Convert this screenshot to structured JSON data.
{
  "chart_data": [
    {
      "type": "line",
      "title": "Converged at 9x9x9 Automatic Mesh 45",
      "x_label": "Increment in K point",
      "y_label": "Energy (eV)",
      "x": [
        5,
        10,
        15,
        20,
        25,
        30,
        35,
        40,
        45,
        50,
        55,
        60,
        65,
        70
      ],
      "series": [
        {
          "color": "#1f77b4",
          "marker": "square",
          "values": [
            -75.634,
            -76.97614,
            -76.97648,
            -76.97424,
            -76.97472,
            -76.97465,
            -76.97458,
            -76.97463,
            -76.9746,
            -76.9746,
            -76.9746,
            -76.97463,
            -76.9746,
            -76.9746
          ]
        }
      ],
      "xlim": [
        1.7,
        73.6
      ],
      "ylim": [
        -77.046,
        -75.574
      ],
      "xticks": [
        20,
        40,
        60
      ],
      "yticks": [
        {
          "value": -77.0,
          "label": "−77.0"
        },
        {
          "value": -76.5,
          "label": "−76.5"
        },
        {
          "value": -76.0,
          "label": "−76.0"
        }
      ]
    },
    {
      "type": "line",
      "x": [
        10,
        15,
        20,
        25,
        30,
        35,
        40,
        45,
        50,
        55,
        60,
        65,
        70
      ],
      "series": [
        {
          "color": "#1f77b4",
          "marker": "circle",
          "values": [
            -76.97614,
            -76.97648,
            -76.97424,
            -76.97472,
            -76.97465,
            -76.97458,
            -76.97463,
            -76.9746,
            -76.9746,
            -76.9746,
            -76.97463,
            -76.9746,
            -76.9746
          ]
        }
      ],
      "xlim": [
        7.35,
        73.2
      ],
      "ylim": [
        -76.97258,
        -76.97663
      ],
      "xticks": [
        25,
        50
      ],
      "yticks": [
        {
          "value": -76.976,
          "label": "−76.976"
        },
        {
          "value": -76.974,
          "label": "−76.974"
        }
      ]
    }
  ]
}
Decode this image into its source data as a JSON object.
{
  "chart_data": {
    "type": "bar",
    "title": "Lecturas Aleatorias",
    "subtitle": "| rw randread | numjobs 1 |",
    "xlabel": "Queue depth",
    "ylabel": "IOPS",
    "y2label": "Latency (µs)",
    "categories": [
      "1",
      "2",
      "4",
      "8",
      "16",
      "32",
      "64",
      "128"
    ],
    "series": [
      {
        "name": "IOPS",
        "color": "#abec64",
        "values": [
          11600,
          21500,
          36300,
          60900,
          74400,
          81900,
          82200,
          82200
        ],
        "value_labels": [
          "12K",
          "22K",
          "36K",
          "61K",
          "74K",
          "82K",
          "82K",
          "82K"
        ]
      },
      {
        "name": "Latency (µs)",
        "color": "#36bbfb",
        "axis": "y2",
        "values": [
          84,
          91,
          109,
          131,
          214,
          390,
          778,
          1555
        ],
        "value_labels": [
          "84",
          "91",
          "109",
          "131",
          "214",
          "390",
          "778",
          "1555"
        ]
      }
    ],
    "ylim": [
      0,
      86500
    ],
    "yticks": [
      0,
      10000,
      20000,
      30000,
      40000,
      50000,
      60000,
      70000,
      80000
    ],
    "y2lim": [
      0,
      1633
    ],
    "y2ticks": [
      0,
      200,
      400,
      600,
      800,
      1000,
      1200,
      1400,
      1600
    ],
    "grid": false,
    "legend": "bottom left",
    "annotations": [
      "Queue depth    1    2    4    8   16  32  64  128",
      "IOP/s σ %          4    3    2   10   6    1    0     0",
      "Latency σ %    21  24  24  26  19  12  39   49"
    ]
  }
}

--*--

Pick out each line containing "this" and report it.

Convert this screenshot to structured JSON data.
Decode this image into its source data as a JSON object.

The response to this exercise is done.